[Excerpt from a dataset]
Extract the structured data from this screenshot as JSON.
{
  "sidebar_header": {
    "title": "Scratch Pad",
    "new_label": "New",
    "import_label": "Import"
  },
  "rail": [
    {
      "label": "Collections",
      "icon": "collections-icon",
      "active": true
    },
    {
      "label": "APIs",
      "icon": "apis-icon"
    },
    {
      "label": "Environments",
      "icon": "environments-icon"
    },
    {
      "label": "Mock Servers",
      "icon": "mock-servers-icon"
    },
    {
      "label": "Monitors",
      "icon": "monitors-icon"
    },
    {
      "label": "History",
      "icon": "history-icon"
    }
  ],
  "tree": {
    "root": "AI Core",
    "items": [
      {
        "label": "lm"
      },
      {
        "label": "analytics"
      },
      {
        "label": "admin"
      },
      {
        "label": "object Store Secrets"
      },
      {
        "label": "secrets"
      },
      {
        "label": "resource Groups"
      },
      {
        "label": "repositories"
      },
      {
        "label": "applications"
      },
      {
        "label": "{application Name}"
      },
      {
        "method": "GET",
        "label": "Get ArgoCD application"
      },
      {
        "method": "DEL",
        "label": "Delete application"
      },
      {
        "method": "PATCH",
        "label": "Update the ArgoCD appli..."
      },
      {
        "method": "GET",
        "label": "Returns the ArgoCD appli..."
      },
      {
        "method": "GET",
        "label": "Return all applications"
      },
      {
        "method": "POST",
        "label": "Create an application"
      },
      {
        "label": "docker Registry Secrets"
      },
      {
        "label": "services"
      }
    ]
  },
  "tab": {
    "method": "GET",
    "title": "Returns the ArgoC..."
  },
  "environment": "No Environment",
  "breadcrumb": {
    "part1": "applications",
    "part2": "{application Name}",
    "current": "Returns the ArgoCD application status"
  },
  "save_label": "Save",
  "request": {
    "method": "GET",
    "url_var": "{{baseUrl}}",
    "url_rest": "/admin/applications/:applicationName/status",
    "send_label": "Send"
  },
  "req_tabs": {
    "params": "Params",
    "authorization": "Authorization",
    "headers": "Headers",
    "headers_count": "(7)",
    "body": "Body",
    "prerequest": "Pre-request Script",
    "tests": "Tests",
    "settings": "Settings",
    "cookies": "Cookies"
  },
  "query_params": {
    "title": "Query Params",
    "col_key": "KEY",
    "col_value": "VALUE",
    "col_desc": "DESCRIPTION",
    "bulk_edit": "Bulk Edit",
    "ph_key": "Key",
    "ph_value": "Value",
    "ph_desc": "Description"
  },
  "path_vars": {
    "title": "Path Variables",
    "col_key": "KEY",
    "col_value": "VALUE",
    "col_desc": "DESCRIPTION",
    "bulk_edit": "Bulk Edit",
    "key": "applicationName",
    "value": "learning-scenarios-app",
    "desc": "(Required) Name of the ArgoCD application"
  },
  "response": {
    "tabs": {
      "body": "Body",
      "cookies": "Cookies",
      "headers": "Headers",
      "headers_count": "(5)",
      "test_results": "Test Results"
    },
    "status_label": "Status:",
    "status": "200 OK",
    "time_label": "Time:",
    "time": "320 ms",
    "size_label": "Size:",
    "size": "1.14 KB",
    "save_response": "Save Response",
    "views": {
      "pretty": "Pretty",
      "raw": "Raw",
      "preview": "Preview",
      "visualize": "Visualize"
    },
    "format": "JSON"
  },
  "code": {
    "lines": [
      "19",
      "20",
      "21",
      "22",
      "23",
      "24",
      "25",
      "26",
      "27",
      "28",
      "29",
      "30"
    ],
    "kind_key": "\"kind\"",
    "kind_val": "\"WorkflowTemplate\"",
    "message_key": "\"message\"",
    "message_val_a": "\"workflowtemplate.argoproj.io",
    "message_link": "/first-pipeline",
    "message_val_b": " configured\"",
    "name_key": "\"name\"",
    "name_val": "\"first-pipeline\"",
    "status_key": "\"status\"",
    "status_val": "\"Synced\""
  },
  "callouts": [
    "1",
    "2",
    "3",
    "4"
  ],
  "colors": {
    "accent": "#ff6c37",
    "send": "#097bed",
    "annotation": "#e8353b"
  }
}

# Task goal
Exactly reproduce all of the entries.

# Exercise answer
Extract the structured data from this screenshot as JSON.
{
  "sidebar_header": {
    "title": "Scratch Pad",
    "new_label": "New",
    "import_label": "Import"
  },
  "rail": [
    {
      "label": "Collections",
      "icon": "collections-icon",
      "active": true
    },
    {
      "label": "APIs",
      "icon": "apis-icon"
    },
    {
      "label": "Environments",
      "icon": "environments-icon"
    },
    {
      "label": "Mock Servers",
      "icon": "mock-servers-icon"
    },
    {
      "label": "Monitors",
      "icon": "monitors-icon"
    },
    {
      "label": "History",
      "icon": "history-icon"
    }
  ],
  "tree": {
    "root": "AI Core",
    "items": [
      {
        "label": "lm"
      },
      {
        "label": "analytics"
      },
      {
        "label": "admin"
      },
      {
        "label": "object Store Secrets"
      },
      {
        "label": "secrets"
      },
      {
        "label": "resource Groups"
      },
      {
        "label": "repositories"
      },
      {
        "label": "applications"
      },
      {
        "label": "{application Name}"
      },
      {
        "method": "GET",
        "label": "Get ArgoCD application"
      },
      {
        "method": "DEL",
        "label": "Delete application"
      },
      {
        "method": "PATCH",
        "label": "Update the ArgoCD appli..."
      },
      {
        "method": "GET",
        "label": "Returns the ArgoCD appli..."
      },
      {
        "method": "GET",
        "label": "Return all applications"
      },
      {
        "method": "POST",
        "label": "Create an application"
      },
      {
        "label": "docker Registry Secrets"
      },
      {
        "label": "services"
      }
    ]
  },
  "tab": {
    "method": "GET",
    "title": "Returns the ArgoC..."
  },
  "environment": "No Environment",
  "breadcrumb": {
    "part1": "applications",
    "part2": "{application Name}",
    "current": "Returns the ArgoCD application status"
  },
  "save_label": "Save",
  "request": {
    "method": "GET",
    "url_var": "{{baseUrl}}",
    "url_rest": "/admin/applications/:applicationName/status",
    "send_label": "Send"
  },
  "req_tabs": {
    "params": "Params",
    "authorization": "Authorization",
    "headers": "Headers",
    "headers_count": "(7)",
    "body": "Body",
    "prerequest": "Pre-request Script",
    "tests": "Tests",
    "settings": "Settings",
    "cookies": "Cookies"
  },
  "query_params": {
    "title": "Query Params",
    "col_key": "KEY",
    "col_value": "VALUE",
    "col_desc": "DESCRIPTION",
    "bulk_edit": "Bulk Edit",
    "ph_key": "Key",
    "ph_value": "Value",
    "ph_desc": "Description"
  },
  "path_vars": {
    "title": "Path Variables",
    "col_key": "KEY",
    "col_value": "VALUE",
    "col_desc": "DESCRIPTION",
    "bulk_edit": "Bulk Edit",
    "key": "applicationName",
    "value": "learning-scenarios-app",
    "desc": "(Required) Name of the ArgoCD application"
  },
  "response": {
    "tabs": {
      "body": "Body",
      "cookies": "Cookies",
      "headers": "Headers",
      "headers_count": "(5)",
      "test_results": "Test Results"
    },
    "status_label": "Status:",
    "status": "200 OK",
    "time_label": "Time:",
    "time": "320 ms",
    "size_label": "Size:",
    "size": "1.14 KB",
    "save_response": "Save Response",
    "views": {
      "pretty": "Pretty",
      "raw": "Raw",
      "preview": "Preview",
      "visualize": "Visualize"
    },
    "format": "JSON"
  },
  "code": {
    "lines": [
      "19",
      "20",
      "21",
      "22",
      "23",
      "24",
      "25",
      "26",
      "27",
      "28",
      "29",
      "30"
    ],
    "kind_key": "\"kind\"",
    "kind_val": "\"WorkflowTemplate\"",
    "message_key": "\"message\"",
    "message_val_a": "\"workflowtemplate.argoproj.io",
    "message_link": "/first-pipeline",
    "message_val_b": " configured\"",
    "name_key": "\"name\"",
    "name_val": "\"first-pipeline\"",
    "status_key": "\"status\"",
    "status_val": "\"Synced\""
  },
  "callouts": [
    "1",
    "2",
    "3",
    "4"
  ],
  "colors": {
    "accent": "#ff6c37",
    "send": "#097bed",
    "annotation": "#e8353b"
  }
}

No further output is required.